## BEGIN Given data

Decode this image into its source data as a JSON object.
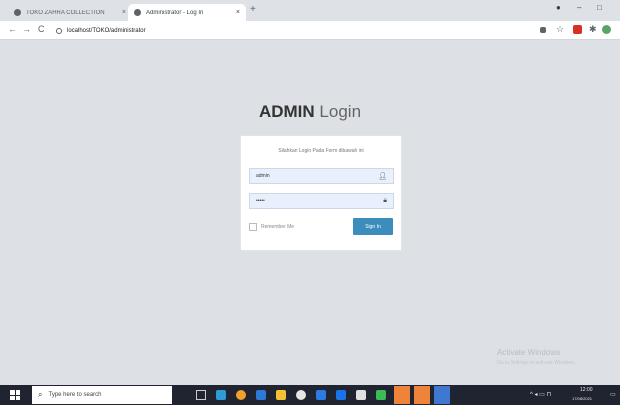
{
  "browser": {
    "tabs": [
      {
        "title": "TOKO ZAHRA COLLECTION",
        "close": "×"
      },
      {
        "title": "Administrator - Log In",
        "close": "×"
      }
    ],
    "new_tab": "+",
    "window_controls": {
      "minimize": "–",
      "maximize": "□"
    },
    "nav": {
      "back": "←",
      "forward": "→",
      "reload": "C"
    },
    "url": "localhost/TOKO/administrator",
    "extensions": [
      "key-icon",
      "star-icon",
      "red-extension-icon",
      "puzzle-icon",
      "profile-avatar-icon"
    ]
  },
  "login": {
    "heading_bold": "ADMIN",
    "heading_light": "Login",
    "prompt": "Silahkan Login Pada Form dibawah ini",
    "username_value": "admin",
    "password_value": "•••••",
    "remember_label": "Remember Me",
    "signin_label": "Sign In"
  },
  "watermark": {
    "line1": "Activate Windows",
    "line2": "Go to Settings to activate Windows."
  },
  "taskbar": {
    "search_placeholder": "Type here to search",
    "time": "12:00",
    "date": "17/08/2021",
    "tray": "^ ◂ ▭ ⊓"
  },
  "colors": {
    "page_bg": "#dde0e5",
    "signin_bg": "#3c8dbc",
    "field_bg": "#e8f0fe",
    "taskbar_bg": "#1f2430"
  }
}
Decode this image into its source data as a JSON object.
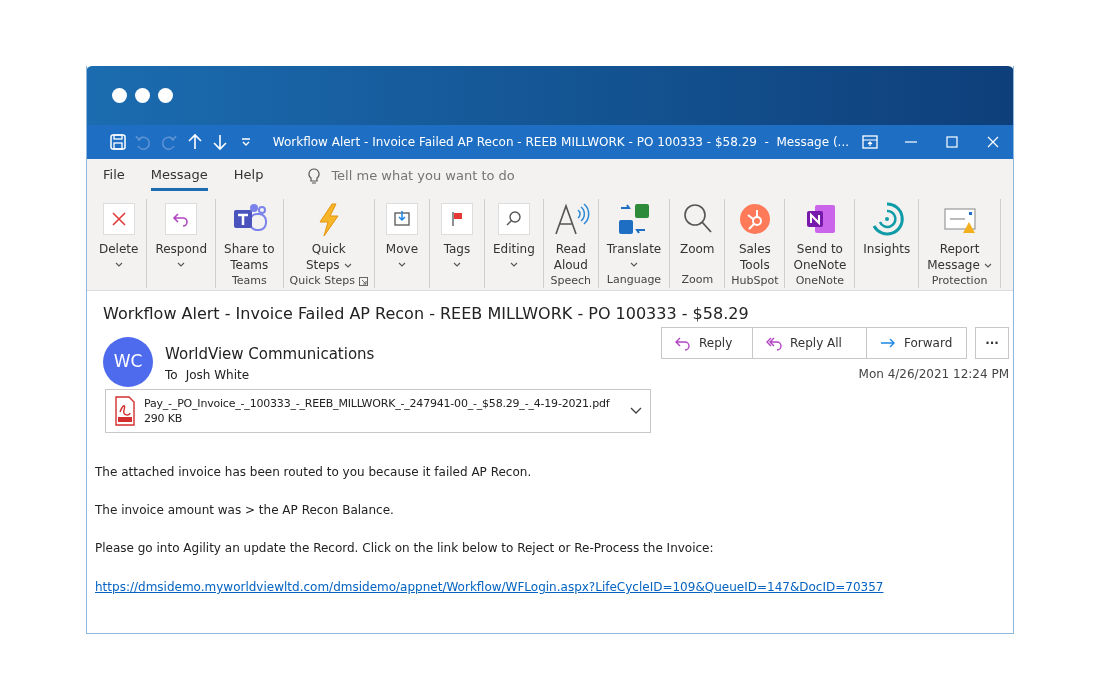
{
  "window": {
    "title": "Workflow Alert - Invoice Failed AP Recon - REEB MILLWORK - PO 100333 - $58.29  -  Message (...",
    "quick_access": [
      {
        "kind": "save",
        "disabled": false
      },
      {
        "kind": "undo",
        "disabled": true
      },
      {
        "kind": "redo",
        "disabled": true
      },
      {
        "kind": "up",
        "disabled": false
      },
      {
        "kind": "down",
        "disabled": false
      },
      {
        "kind": "customize",
        "disabled": false
      }
    ],
    "controls": [
      {
        "kind": "ribbon-options"
      },
      {
        "kind": "minimize"
      },
      {
        "kind": "maximize"
      },
      {
        "kind": "close"
      }
    ]
  },
  "menu_tabs": [
    {
      "label": "File",
      "selected": false
    },
    {
      "label": "Message",
      "selected": true
    },
    {
      "label": "Help",
      "selected": false
    }
  ],
  "tell_me": {
    "placeholder": "Tell me what you want to do"
  },
  "ribbon": [
    {
      "buttons": [
        {
          "kind": "delete",
          "lines": [
            "Delete"
          ],
          "dropdown": true
        }
      ]
    },
    {
      "buttons": [
        {
          "kind": "respond",
          "lines": [
            "Respond"
          ],
          "dropdown": true
        }
      ]
    },
    {
      "label": "Teams",
      "buttons": [
        {
          "kind": "teams",
          "lines": [
            "Share to",
            "Teams"
          ],
          "dropdown": false
        }
      ]
    },
    {
      "label": "Quick Steps",
      "launcher": true,
      "buttons": [
        {
          "kind": "quicksteps",
          "lines": [
            "Quick",
            "Steps"
          ],
          "dropdown": true
        }
      ]
    },
    {
      "buttons": [
        {
          "kind": "move",
          "lines": [
            "Move"
          ],
          "dropdown": true
        }
      ]
    },
    {
      "buttons": [
        {
          "kind": "tags",
          "lines": [
            "Tags"
          ],
          "dropdown": true
        }
      ]
    },
    {
      "buttons": [
        {
          "kind": "editing",
          "lines": [
            "Editing"
          ],
          "dropdown": true
        }
      ]
    },
    {
      "label": "Speech",
      "buttons": [
        {
          "kind": "readaloud",
          "lines": [
            "Read",
            "Aloud"
          ],
          "dropdown": false
        }
      ]
    },
    {
      "label": "Language",
      "buttons": [
        {
          "kind": "translate",
          "lines": [
            "Translate"
          ],
          "dropdown": true
        }
      ]
    },
    {
      "label": "Zoom",
      "buttons": [
        {
          "kind": "zoom",
          "lines": [
            "Zoom"
          ],
          "dropdown": false
        }
      ]
    },
    {
      "label": "HubSpot",
      "buttons": [
        {
          "kind": "hubspot",
          "lines": [
            "Sales",
            "Tools"
          ],
          "dropdown": false
        }
      ]
    },
    {
      "label": "OneNote",
      "buttons": [
        {
          "kind": "onenote",
          "lines": [
            "Send to",
            "OneNote"
          ],
          "dropdown": false
        }
      ]
    },
    {
      "buttons": [
        {
          "kind": "insights",
          "lines": [
            "Insights"
          ],
          "dropdown": false
        }
      ]
    },
    {
      "label": "Protection",
      "buttons": [
        {
          "kind": "report",
          "lines": [
            "Report",
            "Message"
          ],
          "dropdown": true
        }
      ]
    }
  ],
  "message": {
    "subject": "Workflow Alert - Invoice Failed AP Recon - REEB MILLWORK - PO 100333 - $58.29",
    "avatar": "WC",
    "sender": "WorldView Communications",
    "to_label": "To",
    "to": "Josh White",
    "actions": [
      {
        "kind": "reply",
        "label": "Reply"
      },
      {
        "kind": "replyall",
        "label": "Reply All"
      },
      {
        "kind": "forward",
        "label": "Forward"
      }
    ],
    "more": "···",
    "date": "Mon 4/26/2021 12:24 PM",
    "attachment": {
      "name": "Pay_-_PO_Invoice_-_100333_-_REEB_MILLWORK_-_247941-00_-_$58.29_-_4-19-2021.pdf",
      "size": "290 KB"
    },
    "body": [
      "The attached invoice has been routed to you because it failed AP Recon.",
      "The invoice amount was > the AP Recon Balance.",
      "Please go into Agility an update the Record. Click on the link below to Reject or Re-Process the Invoice:"
    ],
    "link": "https://dmsidemo.myworldviewltd.com/dmsidemo/appnet/Workflow/WFLogin.aspx?LifeCycleID=109&QueueID=147&DocID=70357"
  }
}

## END Given data

### Task statement
Set down the lines of the records above exactly, apart from the pictures.

### Result
Decode this image into its source data as a JSON object.
{
  "browser": {
    "tabs": [
      {
        "title": "TOKO ZAHRA COLLECTION",
        "close": "×"
      },
      {
        "title": "Administrator - Log In",
        "close": "×"
      }
    ],
    "new_tab": "+",
    "window_controls": {
      "minimize": "–",
      "maximize": "□"
    },
    "nav": {
      "back": "←",
      "forward": "→",
      "reload": "C"
    },
    "url": "localhost/TOKO/administrator",
    "extensions": [
      "key-icon",
      "star-icon",
      "red-extension-icon",
      "puzzle-icon",
      "profile-avatar-icon"
    ]
  },
  "login": {
    "heading_bold": "ADMIN",
    "heading_light": "Login",
    "prompt": "Silahkan Login Pada Form dibawah ini",
    "username_value": "admin",
    "password_value": "•••••",
    "remember_label": "Remember Me",
    "signin_label": "Sign In"
  },
  "watermark": {
    "line1": "Activate Windows",
    "line2": "Go to Settings to activate Windows."
  },
  "taskbar": {
    "search_placeholder": "Type here to search",
    "time": "12:00",
    "date": "17/08/2021",
    "tray": "^ ◂ ▭ ⊓"
  },
  "colors": {
    "page_bg": "#dde0e5",
    "signin_bg": "#3c8dbc",
    "field_bg": "#e8f0fe",
    "taskbar_bg": "#1f2430"
  }
}
Decode this image into its source data as a JSON object.
{
  "window": {
    "title": "Workflow Alert - Invoice Failed AP Recon - REEB MILLWORK - PO 100333 - $58.29  -  Message (...",
    "quick_access": [
      {
        "kind": "save",
        "disabled": false
      },
      {
        "kind": "undo",
        "disabled": true
      },
      {
        "kind": "redo",
        "disabled": true
      },
      {
        "kind": "up",
        "disabled": false
      },
      {
        "kind": "down",
        "disabled": false
      },
      {
        "kind": "customize",
        "disabled": false
      }
    ],
    "controls": [
      {
        "kind": "ribbon-options"
      },
      {
        "kind": "minimize"
      },
      {
        "kind": "maximize"
      },
      {
        "kind": "close"
      }
    ]
  },
  "menu_tabs": [
    {
      "label": "File",
      "selected": false
    },
    {
      "label": "Message",
      "selected": true
    },
    {
      "label": "Help",
      "selected": false
    }
  ],
  "tell_me": {
    "placeholder": "Tell me what you want to do"
  },
  "ribbon": [
    {
      "buttons": [
        {
          "kind": "delete",
          "lines": [
            "Delete"
          ],
          "dropdown": true
        }
      ]
    },
    {
      "buttons": [
        {
          "kind": "respond",
          "lines": [
            "Respond"
          ],
          "dropdown": true
        }
      ]
    },
    {
      "label": "Teams",
      "buttons": [
        {
          "kind": "teams",
          "lines": [
            "Share to",
            "Teams"
          ],
          "dropdown": false
        }
      ]
    },
    {
      "label": "Quick Steps",
      "launcher": true,
      "buttons": [
        {
          "kind": "quicksteps",
          "lines": [
            "Quick",
            "Steps"
          ],
          "dropdown": true
        }
      ]
    },
    {
      "buttons": [
        {
          "kind": "move",
          "lines": [
            "Move"
          ],
          "dropdown": true
        }
      ]
    },
    {
      "buttons": [
        {
          "kind": "tags",
          "lines": [
            "Tags"
          ],
          "dropdown": true
        }
      ]
    },
    {
      "buttons": [
        {
          "kind": "editing",
          "lines": [
            "Editing"
          ],
          "dropdown": true
        }
      ]
    },
    {
      "label": "Speech",
      "buttons": [
        {
          "kind": "readaloud",
          "lines": [
            "Read",
            "Aloud"
          ],
          "dropdown": false
        }
      ]
    },
    {
      "label": "Language",
      "buttons": [
        {
          "kind": "translate",
          "lines": [
            "Translate"
          ],
          "dropdown": true
        }
      ]
    },
    {
      "label": "Zoom",
      "buttons": [
        {
          "kind": "zoom",
          "lines": [
            "Zoom"
          ],
          "dropdown": false
        }
      ]
    },
    {
      "label": "HubSpot",
      "buttons": [
        {
          "kind": "hubspot",
          "lines": [
            "Sales",
            "Tools"
          ],
          "dropdown": false
        }
      ]
    },
    {
      "label": "OneNote",
      "buttons": [
        {
          "kind": "onenote",
          "lines": [
            "Send to",
            "OneNote"
          ],
          "dropdown": false
        }
      ]
    },
    {
      "buttons": [
        {
          "kind": "insights",
          "lines": [
            "Insights"
          ],
          "dropdown": false
        }
      ]
    },
    {
      "label": "Protection",
      "buttons": [
        {
          "kind": "report",
          "lines": [
            "Report",
            "Message"
          ],
          "dropdown": true
        }
      ]
    }
  ],
  "message": {
    "subject": "Workflow Alert - Invoice Failed AP Recon - REEB MILLWORK - PO 100333 - $58.29",
    "avatar": "WC",
    "sender": "WorldView Communications",
    "to_label": "To",
    "to": "Josh White",
    "actions": [
      {
        "kind": "reply",
        "label": "Reply"
      },
      {
        "kind": "replyall",
        "label": "Reply All"
      },
      {
        "kind": "forward",
        "label": "Forward"
      }
    ],
    "more": "···",
    "date": "Mon 4/26/2021 12:24 PM",
    "attachment": {
      "name": "Pay_-_PO_Invoice_-_100333_-_REEB_MILLWORK_-_247941-00_-_$58.29_-_4-19-2021.pdf",
      "size": "290 KB"
    },
    "body": [
      "The attached invoice has been routed to you because it failed AP Recon.",
      "The invoice amount was > the AP Recon Balance.",
      "Please go into Agility an update the Record. Click on the link below to Reject or Re-Process the Invoice:"
    ],
    "link": "https://dmsidemo.myworldviewltd.com/dmsidemo/appnet/Workflow/WFLogin.aspx?LifeCycleID=109&QueueID=147&DocID=70357"
  }
}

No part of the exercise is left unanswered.